* Begin Records to process *

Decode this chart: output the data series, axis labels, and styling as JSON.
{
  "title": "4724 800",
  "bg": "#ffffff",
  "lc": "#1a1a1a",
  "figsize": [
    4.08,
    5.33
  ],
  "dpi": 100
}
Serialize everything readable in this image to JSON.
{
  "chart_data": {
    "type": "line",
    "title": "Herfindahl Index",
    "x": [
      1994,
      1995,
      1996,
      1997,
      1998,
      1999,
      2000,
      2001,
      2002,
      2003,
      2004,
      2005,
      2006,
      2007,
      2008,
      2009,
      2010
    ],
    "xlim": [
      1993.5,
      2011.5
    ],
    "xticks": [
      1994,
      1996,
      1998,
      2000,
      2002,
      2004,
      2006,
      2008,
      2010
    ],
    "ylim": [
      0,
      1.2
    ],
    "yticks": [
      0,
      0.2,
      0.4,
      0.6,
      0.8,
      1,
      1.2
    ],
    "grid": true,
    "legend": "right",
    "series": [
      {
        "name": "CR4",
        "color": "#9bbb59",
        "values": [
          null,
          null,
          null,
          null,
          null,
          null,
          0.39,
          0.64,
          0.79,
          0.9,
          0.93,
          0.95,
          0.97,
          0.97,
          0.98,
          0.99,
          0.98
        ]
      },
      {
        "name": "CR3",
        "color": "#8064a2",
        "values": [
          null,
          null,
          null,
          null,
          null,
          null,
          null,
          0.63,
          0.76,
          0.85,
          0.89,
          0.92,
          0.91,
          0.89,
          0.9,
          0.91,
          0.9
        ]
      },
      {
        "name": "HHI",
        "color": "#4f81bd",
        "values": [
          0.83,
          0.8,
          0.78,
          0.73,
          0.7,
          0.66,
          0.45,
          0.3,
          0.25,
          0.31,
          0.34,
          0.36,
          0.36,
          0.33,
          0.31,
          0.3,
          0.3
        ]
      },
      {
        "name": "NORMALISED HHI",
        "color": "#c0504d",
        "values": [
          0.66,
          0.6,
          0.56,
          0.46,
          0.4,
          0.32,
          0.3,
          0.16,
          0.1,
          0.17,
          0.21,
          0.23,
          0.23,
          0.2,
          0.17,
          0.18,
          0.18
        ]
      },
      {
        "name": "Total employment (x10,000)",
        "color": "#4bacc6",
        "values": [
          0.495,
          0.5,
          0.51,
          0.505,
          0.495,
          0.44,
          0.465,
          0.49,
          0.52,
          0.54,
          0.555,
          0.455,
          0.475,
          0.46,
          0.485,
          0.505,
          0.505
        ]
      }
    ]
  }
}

* End Records to process *

_Exercise aim_: Search the data for the string "JSON" and copy each line where it appears.

_The output_:
Decode this chart: output the data series, axis labels, and styling as JSON.
Serialize everything readable in this image to JSON.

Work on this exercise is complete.